▶ [Problem statement]
Scan the listing below and copy every line holding "name".

#### Exercise data

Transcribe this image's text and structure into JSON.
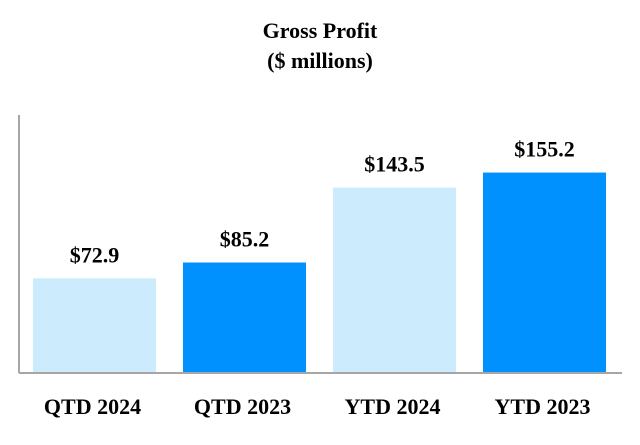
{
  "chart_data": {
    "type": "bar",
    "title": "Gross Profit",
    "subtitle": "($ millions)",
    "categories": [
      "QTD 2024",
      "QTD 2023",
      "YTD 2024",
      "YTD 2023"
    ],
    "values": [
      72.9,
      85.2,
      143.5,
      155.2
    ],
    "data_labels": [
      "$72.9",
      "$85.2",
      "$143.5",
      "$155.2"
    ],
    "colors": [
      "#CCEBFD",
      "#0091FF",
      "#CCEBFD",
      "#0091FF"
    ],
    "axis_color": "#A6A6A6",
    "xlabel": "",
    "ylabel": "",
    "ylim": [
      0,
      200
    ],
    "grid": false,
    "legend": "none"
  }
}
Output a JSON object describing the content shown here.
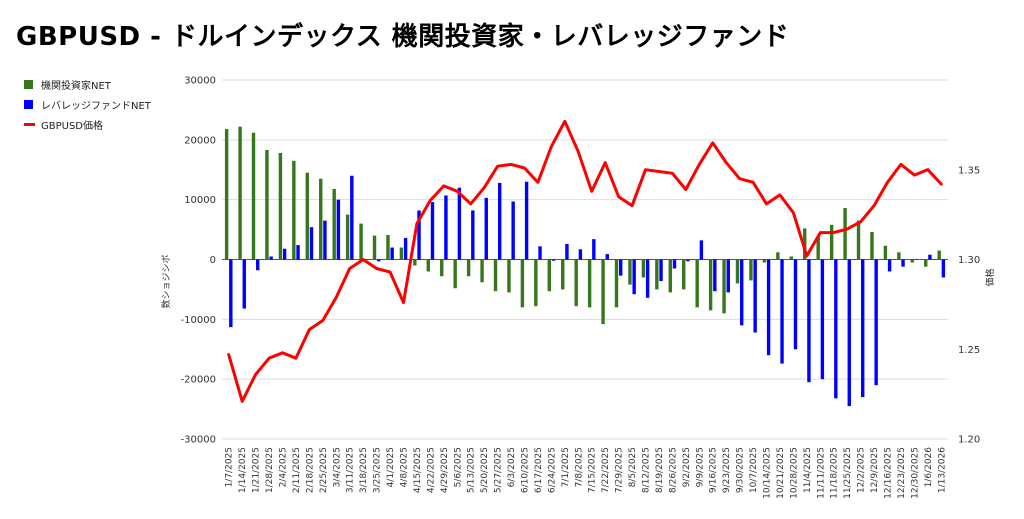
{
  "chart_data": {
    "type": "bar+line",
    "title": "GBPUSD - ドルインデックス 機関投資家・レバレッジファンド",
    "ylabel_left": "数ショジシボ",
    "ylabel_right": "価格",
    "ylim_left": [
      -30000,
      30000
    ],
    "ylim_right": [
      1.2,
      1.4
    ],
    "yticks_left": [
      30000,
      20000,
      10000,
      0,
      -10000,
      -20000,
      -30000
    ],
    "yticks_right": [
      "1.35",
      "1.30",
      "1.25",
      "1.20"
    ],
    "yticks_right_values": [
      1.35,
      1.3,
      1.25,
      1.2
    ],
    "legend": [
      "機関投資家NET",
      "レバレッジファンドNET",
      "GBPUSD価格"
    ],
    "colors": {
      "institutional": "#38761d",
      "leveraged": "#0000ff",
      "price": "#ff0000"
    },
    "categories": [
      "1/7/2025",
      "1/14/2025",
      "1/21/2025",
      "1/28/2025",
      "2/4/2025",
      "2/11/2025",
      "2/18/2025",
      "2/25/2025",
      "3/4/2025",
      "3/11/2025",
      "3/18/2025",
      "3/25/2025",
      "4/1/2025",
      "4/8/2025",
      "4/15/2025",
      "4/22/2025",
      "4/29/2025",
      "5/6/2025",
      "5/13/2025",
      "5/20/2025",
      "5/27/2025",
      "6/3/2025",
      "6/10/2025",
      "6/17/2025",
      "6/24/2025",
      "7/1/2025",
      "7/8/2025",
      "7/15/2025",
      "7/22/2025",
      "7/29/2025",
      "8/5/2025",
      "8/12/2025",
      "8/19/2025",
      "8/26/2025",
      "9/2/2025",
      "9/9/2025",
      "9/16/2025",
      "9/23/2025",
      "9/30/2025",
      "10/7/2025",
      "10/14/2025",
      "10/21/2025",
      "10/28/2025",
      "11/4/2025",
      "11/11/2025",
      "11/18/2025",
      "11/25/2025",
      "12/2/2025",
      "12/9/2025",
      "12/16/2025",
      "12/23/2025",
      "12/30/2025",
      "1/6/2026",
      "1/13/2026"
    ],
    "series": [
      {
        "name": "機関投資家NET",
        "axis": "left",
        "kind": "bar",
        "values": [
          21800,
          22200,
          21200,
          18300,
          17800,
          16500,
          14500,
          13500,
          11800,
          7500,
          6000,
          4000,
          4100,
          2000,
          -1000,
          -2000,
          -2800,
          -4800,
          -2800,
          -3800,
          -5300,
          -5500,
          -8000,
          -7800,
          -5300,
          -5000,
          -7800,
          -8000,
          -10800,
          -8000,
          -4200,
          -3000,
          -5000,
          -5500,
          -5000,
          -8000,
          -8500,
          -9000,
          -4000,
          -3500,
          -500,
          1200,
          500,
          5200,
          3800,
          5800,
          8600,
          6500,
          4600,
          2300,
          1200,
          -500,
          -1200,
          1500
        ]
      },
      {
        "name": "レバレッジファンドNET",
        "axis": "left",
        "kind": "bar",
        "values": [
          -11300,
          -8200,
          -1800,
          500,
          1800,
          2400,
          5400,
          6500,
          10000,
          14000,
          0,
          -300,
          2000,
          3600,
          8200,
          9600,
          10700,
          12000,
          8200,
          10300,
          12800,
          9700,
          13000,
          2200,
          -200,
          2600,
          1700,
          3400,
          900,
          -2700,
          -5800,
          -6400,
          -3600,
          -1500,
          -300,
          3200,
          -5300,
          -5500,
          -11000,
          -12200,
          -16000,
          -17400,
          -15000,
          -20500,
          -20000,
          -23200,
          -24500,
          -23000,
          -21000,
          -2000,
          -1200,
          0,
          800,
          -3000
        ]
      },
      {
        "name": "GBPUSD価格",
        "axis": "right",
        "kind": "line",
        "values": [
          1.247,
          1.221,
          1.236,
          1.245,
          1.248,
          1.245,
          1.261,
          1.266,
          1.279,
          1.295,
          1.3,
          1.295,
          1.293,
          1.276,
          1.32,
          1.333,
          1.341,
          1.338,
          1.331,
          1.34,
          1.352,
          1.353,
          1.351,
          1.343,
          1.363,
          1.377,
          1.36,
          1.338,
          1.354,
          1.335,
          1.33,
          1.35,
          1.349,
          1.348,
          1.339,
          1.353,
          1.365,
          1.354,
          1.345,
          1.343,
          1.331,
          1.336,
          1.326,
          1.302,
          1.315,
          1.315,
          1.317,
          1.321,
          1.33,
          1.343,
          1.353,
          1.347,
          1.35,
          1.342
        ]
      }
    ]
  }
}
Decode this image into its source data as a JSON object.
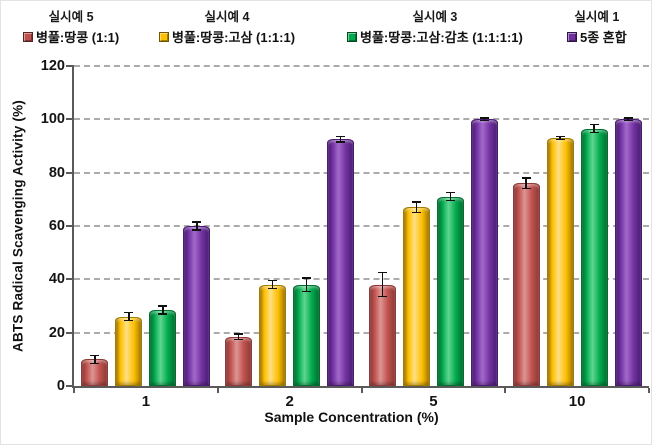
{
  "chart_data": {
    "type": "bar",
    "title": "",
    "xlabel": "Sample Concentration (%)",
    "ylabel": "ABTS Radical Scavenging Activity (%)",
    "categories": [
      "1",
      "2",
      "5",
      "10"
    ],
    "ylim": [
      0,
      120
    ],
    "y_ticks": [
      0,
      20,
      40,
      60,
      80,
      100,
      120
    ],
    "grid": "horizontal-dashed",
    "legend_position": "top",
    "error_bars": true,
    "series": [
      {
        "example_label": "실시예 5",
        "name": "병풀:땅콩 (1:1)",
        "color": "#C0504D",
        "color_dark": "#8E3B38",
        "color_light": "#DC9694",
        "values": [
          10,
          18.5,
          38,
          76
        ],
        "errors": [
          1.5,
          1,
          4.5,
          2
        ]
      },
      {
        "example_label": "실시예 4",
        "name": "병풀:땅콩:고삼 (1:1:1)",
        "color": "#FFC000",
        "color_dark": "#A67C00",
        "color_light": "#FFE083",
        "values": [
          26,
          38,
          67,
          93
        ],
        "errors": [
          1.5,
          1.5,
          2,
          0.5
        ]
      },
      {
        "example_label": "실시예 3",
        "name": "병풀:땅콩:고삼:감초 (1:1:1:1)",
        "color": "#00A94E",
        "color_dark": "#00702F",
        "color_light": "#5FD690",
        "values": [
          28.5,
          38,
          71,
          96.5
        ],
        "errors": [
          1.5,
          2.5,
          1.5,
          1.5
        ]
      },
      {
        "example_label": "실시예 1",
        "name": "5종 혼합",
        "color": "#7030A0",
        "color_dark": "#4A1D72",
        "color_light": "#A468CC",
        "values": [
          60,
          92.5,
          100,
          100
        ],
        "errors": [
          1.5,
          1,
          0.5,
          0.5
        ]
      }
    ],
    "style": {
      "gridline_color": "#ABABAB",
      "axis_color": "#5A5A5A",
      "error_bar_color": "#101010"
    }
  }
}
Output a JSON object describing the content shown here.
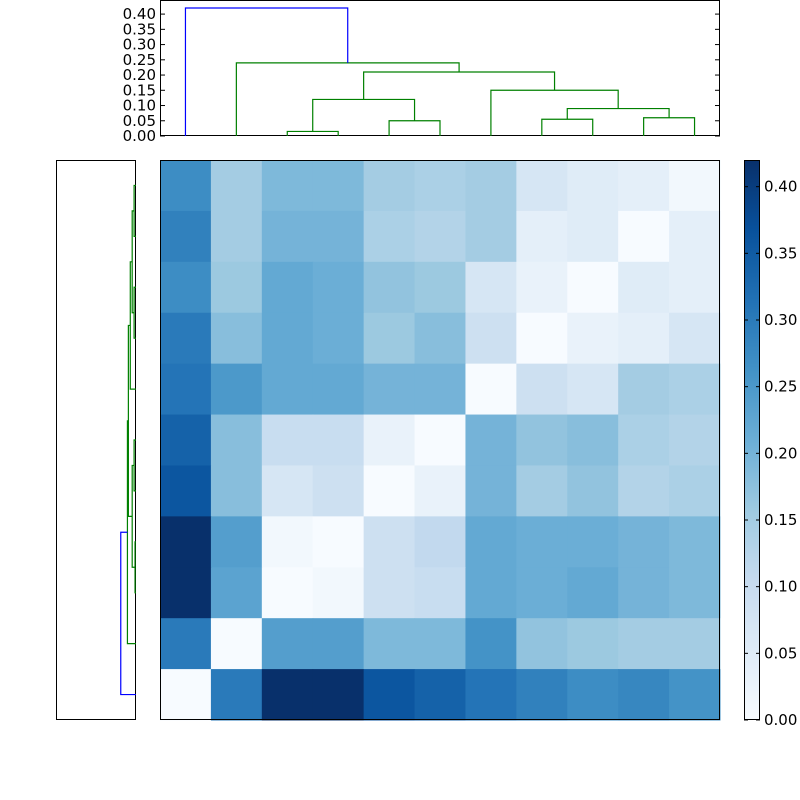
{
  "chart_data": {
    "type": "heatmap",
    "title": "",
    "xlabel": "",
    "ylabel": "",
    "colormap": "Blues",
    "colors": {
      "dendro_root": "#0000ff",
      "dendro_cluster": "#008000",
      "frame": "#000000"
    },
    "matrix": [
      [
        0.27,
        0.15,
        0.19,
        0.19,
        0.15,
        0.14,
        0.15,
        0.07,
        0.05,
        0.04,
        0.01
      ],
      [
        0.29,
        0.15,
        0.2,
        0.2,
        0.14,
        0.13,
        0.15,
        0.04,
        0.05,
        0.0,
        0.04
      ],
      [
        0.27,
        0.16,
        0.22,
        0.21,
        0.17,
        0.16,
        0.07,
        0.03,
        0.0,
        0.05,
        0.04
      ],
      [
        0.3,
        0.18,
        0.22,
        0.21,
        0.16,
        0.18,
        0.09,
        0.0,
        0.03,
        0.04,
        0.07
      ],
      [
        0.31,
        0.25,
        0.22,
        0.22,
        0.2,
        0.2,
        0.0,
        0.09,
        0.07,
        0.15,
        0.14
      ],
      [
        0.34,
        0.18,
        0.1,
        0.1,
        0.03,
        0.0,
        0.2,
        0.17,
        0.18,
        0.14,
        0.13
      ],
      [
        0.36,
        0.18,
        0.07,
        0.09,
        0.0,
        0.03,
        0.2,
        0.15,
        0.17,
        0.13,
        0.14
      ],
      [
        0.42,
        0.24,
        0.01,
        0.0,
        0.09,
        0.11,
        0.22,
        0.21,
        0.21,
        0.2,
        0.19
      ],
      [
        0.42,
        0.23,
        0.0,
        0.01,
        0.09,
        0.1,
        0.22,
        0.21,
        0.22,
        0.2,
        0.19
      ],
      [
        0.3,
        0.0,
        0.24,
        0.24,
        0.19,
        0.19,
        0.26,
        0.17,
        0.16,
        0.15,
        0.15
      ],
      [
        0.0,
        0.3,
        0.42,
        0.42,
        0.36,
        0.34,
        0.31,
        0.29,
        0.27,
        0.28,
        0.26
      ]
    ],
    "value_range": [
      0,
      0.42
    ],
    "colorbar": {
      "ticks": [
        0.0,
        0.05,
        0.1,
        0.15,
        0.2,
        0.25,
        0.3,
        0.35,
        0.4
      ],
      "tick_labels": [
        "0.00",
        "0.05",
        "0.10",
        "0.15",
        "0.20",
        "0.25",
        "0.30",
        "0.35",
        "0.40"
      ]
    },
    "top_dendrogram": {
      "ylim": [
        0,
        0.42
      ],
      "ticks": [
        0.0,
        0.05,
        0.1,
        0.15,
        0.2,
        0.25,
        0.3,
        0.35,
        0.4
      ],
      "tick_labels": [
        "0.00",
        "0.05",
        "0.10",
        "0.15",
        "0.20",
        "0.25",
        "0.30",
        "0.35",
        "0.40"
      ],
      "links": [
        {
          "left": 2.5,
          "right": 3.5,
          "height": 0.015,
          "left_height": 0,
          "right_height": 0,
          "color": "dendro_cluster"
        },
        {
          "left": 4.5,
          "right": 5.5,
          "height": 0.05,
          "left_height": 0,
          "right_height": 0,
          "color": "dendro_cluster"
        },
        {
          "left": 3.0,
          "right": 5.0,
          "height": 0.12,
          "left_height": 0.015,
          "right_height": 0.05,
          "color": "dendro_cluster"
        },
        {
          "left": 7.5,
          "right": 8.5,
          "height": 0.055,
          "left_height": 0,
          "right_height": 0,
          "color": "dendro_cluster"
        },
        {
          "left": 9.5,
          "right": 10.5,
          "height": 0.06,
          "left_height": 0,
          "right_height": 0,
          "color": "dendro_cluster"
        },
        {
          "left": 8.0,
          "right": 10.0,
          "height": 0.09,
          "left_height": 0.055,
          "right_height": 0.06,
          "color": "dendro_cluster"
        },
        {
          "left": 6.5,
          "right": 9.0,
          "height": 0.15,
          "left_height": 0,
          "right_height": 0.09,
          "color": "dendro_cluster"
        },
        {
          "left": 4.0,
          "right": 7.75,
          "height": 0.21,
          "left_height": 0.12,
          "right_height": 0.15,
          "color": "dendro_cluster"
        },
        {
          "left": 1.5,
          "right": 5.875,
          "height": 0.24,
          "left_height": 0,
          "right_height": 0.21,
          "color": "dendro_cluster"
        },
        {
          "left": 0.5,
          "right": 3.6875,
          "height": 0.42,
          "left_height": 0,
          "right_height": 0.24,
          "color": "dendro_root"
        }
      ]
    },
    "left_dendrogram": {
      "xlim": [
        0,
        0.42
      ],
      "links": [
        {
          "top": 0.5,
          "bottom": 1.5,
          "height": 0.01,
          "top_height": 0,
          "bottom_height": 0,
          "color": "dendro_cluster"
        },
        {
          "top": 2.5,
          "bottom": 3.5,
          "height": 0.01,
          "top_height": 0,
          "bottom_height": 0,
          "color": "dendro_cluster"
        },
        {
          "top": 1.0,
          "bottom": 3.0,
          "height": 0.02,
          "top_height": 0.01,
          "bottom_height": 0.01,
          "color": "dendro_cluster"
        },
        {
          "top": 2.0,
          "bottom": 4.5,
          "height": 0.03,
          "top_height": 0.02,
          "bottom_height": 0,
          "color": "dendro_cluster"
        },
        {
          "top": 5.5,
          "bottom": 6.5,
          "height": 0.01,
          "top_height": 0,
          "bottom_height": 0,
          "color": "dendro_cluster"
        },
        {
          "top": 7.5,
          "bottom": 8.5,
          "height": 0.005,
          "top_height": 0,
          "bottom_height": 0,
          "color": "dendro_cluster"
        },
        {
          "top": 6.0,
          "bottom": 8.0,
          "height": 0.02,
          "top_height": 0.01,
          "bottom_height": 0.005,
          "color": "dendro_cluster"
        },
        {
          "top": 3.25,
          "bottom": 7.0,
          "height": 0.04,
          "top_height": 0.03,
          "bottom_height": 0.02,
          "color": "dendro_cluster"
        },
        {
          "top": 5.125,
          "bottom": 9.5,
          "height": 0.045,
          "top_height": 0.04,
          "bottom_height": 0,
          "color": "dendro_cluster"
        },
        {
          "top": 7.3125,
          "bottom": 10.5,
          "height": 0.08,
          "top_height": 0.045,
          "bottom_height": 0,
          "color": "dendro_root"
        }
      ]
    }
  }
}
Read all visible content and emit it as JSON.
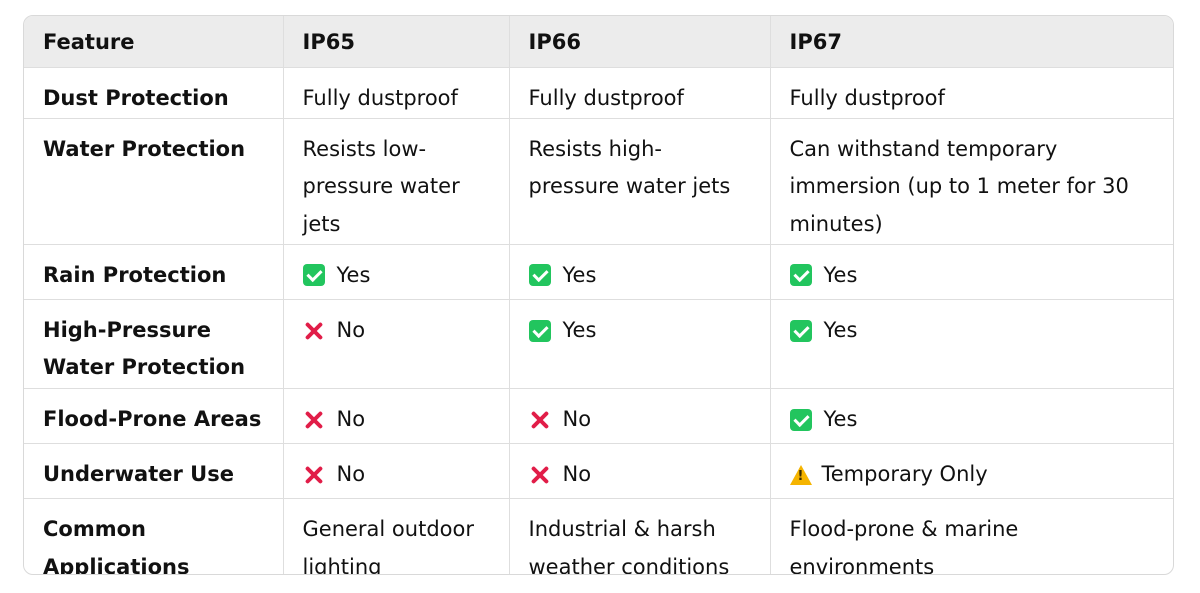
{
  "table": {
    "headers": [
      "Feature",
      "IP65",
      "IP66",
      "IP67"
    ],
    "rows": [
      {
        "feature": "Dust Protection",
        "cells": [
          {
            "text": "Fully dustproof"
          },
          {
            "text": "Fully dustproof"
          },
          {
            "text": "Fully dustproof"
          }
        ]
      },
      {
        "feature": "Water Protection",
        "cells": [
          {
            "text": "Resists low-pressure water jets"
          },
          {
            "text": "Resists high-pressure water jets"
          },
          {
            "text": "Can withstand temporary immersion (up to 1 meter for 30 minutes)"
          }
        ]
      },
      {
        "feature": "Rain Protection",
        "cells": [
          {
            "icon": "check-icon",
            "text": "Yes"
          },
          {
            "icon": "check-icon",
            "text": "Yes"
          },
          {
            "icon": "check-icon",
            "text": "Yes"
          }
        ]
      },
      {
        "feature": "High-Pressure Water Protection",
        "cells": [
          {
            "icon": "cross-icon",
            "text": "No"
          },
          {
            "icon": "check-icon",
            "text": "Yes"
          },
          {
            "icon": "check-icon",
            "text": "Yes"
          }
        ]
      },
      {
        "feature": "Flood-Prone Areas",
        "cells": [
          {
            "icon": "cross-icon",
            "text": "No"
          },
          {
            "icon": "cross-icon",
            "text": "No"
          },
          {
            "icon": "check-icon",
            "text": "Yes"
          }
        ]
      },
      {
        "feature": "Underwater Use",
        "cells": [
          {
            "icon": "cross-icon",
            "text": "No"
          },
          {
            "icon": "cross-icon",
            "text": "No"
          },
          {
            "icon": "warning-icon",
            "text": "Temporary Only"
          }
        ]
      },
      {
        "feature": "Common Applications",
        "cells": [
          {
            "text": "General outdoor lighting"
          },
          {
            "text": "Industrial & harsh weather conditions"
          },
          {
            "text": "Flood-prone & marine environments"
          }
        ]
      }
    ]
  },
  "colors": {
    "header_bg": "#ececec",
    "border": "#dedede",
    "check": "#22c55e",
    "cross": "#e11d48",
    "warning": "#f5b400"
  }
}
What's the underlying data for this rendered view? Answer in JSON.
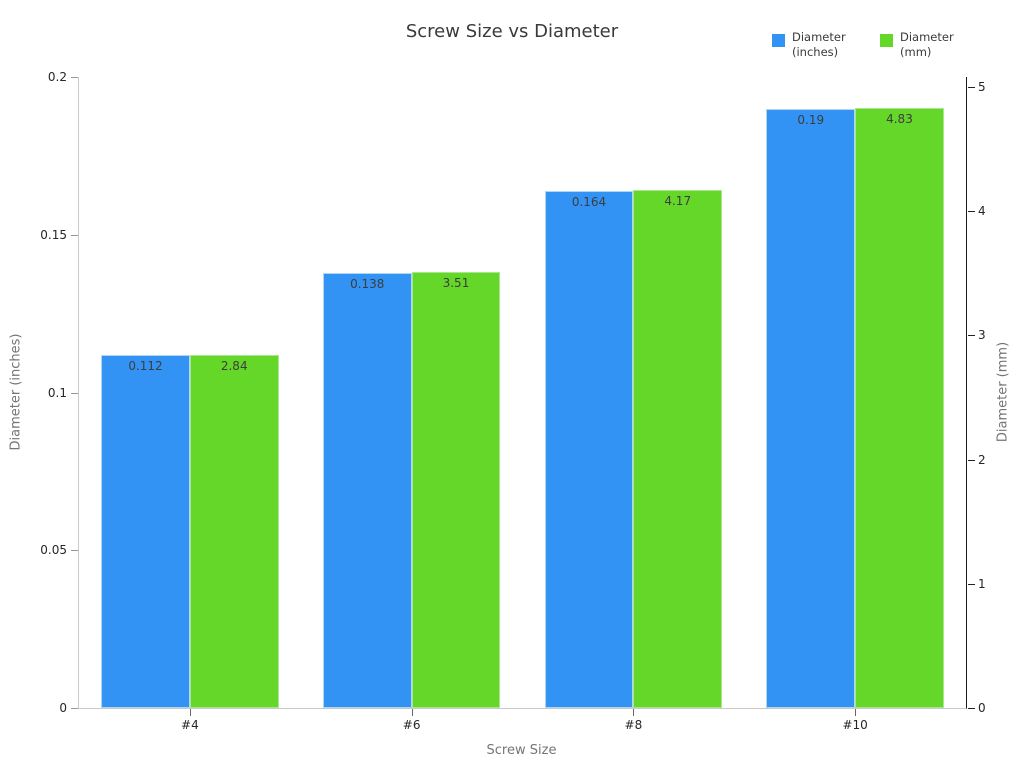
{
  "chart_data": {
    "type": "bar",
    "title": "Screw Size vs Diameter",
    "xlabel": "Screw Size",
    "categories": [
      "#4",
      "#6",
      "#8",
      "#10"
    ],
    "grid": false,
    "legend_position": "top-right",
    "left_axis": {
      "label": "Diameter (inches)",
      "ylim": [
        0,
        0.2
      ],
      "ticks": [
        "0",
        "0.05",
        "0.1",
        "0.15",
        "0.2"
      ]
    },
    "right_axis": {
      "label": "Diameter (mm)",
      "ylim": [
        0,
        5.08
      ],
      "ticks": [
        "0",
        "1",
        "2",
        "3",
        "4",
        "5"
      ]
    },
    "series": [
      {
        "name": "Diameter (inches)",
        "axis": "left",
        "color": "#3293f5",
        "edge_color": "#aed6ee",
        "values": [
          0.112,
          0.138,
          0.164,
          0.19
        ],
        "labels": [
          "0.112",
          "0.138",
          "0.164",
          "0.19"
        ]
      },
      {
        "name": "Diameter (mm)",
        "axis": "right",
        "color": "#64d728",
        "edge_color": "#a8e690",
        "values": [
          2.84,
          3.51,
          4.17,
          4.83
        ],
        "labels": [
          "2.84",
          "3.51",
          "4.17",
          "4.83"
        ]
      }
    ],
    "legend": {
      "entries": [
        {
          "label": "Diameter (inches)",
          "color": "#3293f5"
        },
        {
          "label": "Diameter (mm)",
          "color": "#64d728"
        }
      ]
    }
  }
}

########

▶ [The completed task]
        "name": "機関投資家NET",
        "name": "レバレッジファンドNET",
        "name": "GBPUSD価格",
        "name": "병풀:땅콩 (1:1)",
        "name": "병풀:땅콩:고삼 (1:1:1)",
        "name": "병풀:땅콩:고삼:감초 (1:1:1:1)",
        "name": "5종 혼합",
        "name": "Diameter (inches)",
        "name": "Diameter (mm)",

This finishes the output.